(Dataset excerpt)
---+---

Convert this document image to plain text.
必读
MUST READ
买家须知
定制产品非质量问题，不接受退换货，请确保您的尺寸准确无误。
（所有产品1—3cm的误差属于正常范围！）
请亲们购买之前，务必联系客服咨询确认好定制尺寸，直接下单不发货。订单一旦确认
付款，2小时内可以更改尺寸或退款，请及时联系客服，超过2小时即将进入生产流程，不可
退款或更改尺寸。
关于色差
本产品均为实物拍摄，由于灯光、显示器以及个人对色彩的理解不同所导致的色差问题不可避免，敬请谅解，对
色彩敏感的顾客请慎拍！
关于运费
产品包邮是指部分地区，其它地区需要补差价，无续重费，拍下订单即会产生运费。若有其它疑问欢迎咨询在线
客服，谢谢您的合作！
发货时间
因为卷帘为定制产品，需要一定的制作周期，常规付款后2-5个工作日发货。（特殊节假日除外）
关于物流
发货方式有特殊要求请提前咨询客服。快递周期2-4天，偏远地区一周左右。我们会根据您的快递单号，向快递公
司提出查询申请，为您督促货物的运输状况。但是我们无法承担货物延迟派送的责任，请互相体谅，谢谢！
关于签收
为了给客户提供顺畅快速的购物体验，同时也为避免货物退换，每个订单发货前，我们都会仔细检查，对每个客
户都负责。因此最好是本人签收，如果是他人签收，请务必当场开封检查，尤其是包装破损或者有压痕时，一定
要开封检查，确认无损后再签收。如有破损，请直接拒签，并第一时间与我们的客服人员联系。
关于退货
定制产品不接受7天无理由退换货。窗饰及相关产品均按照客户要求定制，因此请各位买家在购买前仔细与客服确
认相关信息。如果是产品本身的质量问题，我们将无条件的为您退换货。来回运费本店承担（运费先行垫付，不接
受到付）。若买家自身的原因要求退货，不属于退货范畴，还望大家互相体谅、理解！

---+---

* **WRITTEN PROBLEM**: Copy out each record, keeping every word as it is.

* **REPLY**:
Convert this document image to plain text.
必读
MUST READ
买家须知
定制产品非质量问题，不接受退换货，请确保您的尺寸准确无误。
（所有产品1—3cm的误差属于正常范围！）
请亲们购买之前，务必联系客服咨询确认好定制尺寸，直接下单不发货。订单一旦确认
付款，2小时内可以更改尺寸或退款，请及时联系客服，超过2小时即将进入生产流程，不可
退款或更改尺寸。
关于色差
本产品均为实物拍摄，由于灯光、显示器以及个人对色彩的理解不同所导致的色差问题不可避免，敬请谅解，对
色彩敏感的顾客请慎拍！
关于运费
产品包邮是指部分地区，其它地区需要补差价，无续重费，拍下订单即会产生运费。若有其它疑问欢迎咨询在线
客服，谢谢您的合作！
发货时间
因为卷帘为定制产品，需要一定的制作周期，常规付款后2-5个工作日发货。（特殊节假日除外）
关于物流
发货方式有特殊要求请提前咨询客服。快递周期2-4天，偏远地区一周左右。我们会根据您的快递单号，向快递公
司提出查询申请，为您督促货物的运输状况。但是我们无法承担货物延迟派送的责任，请互相体谅，谢谢！
关于签收
为了给客户提供顺畅快速的购物体验，同时也为避免货物退换，每个订单发货前，我们都会仔细检查，对每个客
户都负责。因此最好是本人签收，如果是他人签收，请务必当场开封检查，尤其是包装破损或者有压痕时，一定
要开封检查，确认无损后再签收。如有破损，请直接拒签，并第一时间与我们的客服人员联系。
关于退货
定制产品不接受7天无理由退换货。窗饰及相关产品均按照客户要求定制，因此请各位买家在购买前仔细与客服确
认相关信息。如果是产品本身的质量问题，我们将无条件的为您退换货。来回运费本店承担（运费先行垫付，不接
受到付）。若买家自身的原因要求退货，不属于退货范畴，还望大家互相体谅、理解！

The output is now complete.